- [Work to complete]: Produce the listing below again, exactly as shown.

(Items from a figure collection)
* start *

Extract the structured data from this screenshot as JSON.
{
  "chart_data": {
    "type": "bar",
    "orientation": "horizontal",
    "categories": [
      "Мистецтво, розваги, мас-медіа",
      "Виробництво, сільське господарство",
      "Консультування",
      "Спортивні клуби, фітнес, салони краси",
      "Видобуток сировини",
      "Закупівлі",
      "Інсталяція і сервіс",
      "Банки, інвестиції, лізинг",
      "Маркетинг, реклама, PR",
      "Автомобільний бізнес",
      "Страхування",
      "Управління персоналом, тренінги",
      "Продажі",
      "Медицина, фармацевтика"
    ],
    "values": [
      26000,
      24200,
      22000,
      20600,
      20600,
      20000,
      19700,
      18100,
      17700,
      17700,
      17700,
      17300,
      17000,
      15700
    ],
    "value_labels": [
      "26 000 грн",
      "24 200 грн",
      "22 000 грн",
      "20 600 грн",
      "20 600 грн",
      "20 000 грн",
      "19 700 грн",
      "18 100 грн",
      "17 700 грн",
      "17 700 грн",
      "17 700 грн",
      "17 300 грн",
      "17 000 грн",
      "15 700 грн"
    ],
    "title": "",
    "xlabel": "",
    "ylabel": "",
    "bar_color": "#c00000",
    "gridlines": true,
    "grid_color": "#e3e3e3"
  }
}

* end *

- [Full answer]:
Extract the structured data from this screenshot as JSON.
{
  "chart_data": {
    "type": "bar",
    "orientation": "horizontal",
    "categories": [
      "Мистецтво, розваги, мас-медіа",
      "Виробництво, сільське господарство",
      "Консультування",
      "Спортивні клуби, фітнес, салони краси",
      "Видобуток сировини",
      "Закупівлі",
      "Інсталяція і сервіс",
      "Банки, інвестиції, лізинг",
      "Маркетинг, реклама, PR",
      "Автомобільний бізнес",
      "Страхування",
      "Управління персоналом, тренінги",
      "Продажі",
      "Медицина, фармацевтика"
    ],
    "values": [
      26000,
      24200,
      22000,
      20600,
      20600,
      20000,
      19700,
      18100,
      17700,
      17700,
      17700,
      17300,
      17000,
      15700
    ],
    "value_labels": [
      "26 000 грн",
      "24 200 грн",
      "22 000 грн",
      "20 600 грн",
      "20 600 грн",
      "20 000 грн",
      "19 700 грн",
      "18 100 грн",
      "17 700 грн",
      "17 700 грн",
      "17 700 грн",
      "17 300 грн",
      "17 000 грн",
      "15 700 грн"
    ],
    "title": "",
    "xlabel": "",
    "ylabel": "",
    "bar_color": "#c00000",
    "gridlines": true,
    "grid_color": "#e3e3e3"
  }
}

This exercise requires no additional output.